### Objective
Answer these about the message on SPARQL Protocol and Unicode characters:
1. Who is listed in the Cc line?
2. What parameter name is used to combine the query string with the service target IRI?
3. Which XForms section gives the algorithm for combining the encoded parameters with t?

W3C home > Mailing lists > Public > public-rdf-dawg-comments@w3.org > March 2005

Re: SPARQL Protocol and Unicode characters

From: Dan Connolly <connolly@w3.org>
Date: Mon, 14 Mar 2005 12:28:57 -0600
To: public-rdf-dawg-comments@w3.org, Eric Prud'hommeaux <eric@w3.org>
Cc: Arjohn Kampman <arjohn.kampman@aduna.biz>
Message-Id: <1110824937.18619.193.camel@localhost>

Eric, the draft I put together a week or so handled this...
or rather, I found the relevant part of XForms that handles
it...

"Encoding Queries
A service target IRI[IRI] t is combined with a SPARQL query string qs
using the conventional encoding, using query as the parameter name. The
exact algorithm for encoding the query is given in section 11.6
Serialization as application/x-www-form-urlencoded of [XForms] and the
algorithm for combining the encoded parameters with t is given in
section 11.9 The get Submit Method.
"

### Data rows
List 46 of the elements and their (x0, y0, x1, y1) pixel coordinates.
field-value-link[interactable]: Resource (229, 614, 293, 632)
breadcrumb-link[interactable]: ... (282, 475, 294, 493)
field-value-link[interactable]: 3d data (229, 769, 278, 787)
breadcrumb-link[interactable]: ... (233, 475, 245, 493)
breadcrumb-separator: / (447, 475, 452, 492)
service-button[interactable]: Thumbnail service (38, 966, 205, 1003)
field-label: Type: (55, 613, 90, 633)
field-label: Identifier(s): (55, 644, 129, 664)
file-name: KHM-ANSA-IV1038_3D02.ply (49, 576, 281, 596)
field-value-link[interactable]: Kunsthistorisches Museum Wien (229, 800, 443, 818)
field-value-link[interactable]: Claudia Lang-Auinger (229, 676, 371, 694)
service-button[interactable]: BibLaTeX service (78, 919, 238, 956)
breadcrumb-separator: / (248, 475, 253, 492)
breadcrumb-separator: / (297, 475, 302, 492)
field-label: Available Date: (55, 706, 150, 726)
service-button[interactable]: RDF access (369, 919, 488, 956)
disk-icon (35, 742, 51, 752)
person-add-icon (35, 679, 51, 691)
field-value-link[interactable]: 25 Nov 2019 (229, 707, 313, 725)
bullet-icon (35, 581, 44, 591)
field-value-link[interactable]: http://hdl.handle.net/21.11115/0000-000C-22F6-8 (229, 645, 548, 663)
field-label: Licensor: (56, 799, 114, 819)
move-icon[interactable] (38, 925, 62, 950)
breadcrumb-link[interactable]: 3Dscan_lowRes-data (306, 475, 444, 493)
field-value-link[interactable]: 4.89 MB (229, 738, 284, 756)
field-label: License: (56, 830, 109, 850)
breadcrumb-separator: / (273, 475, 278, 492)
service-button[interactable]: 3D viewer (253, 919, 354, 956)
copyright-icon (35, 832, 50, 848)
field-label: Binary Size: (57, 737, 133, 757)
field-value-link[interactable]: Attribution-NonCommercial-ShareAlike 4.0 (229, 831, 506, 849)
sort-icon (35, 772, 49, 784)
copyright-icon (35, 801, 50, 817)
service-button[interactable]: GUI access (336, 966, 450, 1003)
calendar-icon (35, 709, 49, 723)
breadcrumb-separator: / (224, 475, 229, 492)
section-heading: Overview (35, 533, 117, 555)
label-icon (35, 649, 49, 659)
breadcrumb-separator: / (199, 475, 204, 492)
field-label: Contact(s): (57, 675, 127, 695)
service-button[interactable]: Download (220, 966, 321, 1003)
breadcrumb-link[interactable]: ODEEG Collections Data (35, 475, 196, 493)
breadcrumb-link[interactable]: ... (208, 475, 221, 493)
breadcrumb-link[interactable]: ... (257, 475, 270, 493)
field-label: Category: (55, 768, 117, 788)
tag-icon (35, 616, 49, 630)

### Exercise result
1. Arjohn Kampman
2. query
3. Section 11.9, The get Submit Method